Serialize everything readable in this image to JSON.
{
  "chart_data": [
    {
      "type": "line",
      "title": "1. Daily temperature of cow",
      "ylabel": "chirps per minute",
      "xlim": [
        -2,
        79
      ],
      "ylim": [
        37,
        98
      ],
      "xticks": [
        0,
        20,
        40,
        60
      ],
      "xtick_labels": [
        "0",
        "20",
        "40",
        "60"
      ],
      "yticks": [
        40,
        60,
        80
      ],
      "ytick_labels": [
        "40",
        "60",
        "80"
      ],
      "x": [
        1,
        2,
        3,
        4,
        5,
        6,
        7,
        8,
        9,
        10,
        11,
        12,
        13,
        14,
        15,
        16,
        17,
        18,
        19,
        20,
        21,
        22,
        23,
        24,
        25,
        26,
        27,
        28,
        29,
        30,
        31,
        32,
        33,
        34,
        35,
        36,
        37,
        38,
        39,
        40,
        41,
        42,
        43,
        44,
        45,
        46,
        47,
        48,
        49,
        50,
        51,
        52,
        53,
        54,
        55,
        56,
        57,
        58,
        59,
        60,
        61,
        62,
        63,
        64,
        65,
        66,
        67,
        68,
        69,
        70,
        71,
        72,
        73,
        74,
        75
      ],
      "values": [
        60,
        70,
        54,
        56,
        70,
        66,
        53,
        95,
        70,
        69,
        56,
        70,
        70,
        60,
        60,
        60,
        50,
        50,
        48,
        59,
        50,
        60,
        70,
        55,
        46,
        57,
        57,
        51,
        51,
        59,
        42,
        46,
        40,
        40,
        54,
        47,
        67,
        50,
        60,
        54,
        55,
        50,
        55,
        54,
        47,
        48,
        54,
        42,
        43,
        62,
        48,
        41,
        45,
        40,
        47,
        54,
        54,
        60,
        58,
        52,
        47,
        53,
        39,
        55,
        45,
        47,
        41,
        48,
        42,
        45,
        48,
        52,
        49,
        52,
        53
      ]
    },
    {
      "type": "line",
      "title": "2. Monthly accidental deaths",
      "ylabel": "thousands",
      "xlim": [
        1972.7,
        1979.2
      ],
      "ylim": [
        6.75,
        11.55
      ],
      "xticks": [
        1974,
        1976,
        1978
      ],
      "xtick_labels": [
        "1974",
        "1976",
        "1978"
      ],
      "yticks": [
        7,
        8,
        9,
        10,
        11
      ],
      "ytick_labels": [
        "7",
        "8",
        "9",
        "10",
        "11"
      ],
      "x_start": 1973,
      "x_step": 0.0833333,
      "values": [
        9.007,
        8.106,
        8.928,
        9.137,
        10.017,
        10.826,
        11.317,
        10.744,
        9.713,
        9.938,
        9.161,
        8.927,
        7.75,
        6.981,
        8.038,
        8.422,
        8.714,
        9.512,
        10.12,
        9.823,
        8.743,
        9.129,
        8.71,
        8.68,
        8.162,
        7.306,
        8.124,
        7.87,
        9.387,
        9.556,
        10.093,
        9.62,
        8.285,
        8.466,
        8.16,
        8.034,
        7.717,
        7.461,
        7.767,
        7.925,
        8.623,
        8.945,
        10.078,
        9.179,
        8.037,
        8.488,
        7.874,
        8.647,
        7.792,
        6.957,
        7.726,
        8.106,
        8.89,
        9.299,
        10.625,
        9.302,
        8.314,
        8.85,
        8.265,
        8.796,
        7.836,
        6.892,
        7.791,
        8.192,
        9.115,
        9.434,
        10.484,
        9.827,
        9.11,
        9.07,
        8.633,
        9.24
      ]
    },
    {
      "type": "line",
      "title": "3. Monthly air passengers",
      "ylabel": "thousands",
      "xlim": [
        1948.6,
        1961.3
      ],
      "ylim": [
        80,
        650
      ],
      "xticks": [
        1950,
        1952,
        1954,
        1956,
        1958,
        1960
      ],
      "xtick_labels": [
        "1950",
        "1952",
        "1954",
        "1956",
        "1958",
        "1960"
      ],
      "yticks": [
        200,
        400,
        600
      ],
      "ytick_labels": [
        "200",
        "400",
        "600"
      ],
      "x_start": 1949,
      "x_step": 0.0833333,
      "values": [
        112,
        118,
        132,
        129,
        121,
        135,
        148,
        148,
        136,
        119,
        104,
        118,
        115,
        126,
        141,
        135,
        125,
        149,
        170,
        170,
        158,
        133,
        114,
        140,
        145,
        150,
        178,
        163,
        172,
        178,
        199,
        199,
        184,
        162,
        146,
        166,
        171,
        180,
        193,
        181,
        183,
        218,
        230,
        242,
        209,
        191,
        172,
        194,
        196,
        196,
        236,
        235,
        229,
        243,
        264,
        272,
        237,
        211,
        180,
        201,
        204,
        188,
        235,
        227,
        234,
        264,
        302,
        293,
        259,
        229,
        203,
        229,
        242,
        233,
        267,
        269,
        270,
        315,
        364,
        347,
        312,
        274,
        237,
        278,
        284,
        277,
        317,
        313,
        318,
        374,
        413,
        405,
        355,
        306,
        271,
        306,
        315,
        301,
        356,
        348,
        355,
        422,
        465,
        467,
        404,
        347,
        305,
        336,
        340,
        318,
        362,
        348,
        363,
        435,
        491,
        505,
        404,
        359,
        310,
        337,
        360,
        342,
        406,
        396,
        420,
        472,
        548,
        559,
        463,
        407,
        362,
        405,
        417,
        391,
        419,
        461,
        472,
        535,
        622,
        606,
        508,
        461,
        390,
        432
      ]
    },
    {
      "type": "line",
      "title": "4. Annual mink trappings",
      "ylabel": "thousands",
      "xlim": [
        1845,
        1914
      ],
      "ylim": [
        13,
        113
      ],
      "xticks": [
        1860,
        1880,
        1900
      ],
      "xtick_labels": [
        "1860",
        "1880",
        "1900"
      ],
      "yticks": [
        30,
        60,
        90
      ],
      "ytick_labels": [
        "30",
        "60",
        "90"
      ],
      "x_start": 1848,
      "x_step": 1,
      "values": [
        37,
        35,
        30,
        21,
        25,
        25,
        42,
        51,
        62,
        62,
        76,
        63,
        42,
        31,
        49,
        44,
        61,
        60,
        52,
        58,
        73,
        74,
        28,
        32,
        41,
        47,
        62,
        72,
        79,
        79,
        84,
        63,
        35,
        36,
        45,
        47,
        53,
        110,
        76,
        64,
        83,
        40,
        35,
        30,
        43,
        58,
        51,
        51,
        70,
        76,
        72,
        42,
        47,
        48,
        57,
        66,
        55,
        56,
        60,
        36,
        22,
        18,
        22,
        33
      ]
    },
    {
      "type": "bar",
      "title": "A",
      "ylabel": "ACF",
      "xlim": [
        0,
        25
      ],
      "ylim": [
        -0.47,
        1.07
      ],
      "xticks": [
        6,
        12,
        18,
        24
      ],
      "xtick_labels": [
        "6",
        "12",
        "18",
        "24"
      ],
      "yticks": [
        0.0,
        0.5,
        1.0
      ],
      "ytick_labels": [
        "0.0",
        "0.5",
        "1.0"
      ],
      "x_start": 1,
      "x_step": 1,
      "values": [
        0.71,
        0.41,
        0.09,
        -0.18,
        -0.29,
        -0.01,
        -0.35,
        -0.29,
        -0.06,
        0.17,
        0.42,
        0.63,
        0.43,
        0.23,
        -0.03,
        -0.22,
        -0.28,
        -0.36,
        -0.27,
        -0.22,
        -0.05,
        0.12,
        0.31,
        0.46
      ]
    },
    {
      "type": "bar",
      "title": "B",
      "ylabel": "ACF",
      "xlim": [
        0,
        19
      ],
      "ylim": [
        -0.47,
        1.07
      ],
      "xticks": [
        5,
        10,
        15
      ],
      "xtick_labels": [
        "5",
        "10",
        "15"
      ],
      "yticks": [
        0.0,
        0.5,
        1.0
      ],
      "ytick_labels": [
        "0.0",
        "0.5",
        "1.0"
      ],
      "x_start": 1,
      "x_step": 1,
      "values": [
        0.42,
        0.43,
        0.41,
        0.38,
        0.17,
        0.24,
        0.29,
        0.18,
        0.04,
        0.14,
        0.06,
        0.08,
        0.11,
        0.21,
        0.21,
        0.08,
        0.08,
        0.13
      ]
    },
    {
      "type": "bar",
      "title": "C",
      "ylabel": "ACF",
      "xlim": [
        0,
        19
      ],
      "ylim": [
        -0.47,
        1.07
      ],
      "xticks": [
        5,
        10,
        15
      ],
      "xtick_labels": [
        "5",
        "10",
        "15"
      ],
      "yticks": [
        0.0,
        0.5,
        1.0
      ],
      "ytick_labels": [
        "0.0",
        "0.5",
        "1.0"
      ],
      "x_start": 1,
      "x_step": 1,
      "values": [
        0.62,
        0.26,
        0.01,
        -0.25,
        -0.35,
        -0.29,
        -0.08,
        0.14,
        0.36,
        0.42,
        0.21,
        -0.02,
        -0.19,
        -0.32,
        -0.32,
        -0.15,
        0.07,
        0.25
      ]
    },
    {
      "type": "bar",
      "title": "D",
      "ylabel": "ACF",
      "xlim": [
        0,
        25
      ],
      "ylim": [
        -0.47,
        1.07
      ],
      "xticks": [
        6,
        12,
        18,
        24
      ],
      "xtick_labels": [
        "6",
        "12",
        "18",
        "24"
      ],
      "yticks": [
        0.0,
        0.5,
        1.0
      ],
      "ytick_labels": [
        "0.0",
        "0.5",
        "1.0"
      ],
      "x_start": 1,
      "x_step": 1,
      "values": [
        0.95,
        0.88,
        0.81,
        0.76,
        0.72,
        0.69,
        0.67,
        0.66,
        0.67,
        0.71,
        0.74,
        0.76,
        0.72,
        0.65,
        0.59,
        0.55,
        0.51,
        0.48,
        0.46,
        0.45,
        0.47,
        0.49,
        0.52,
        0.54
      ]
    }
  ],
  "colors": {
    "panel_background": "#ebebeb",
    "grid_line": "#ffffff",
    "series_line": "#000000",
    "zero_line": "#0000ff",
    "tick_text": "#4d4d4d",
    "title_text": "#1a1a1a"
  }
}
__________
Exercise ->
Note each line of the entries that has "Monthly" in it, and copy those lines.

Full answer ->
      "title": "2. Monthly accidental deaths",
      "title": "3. Monthly air passengers",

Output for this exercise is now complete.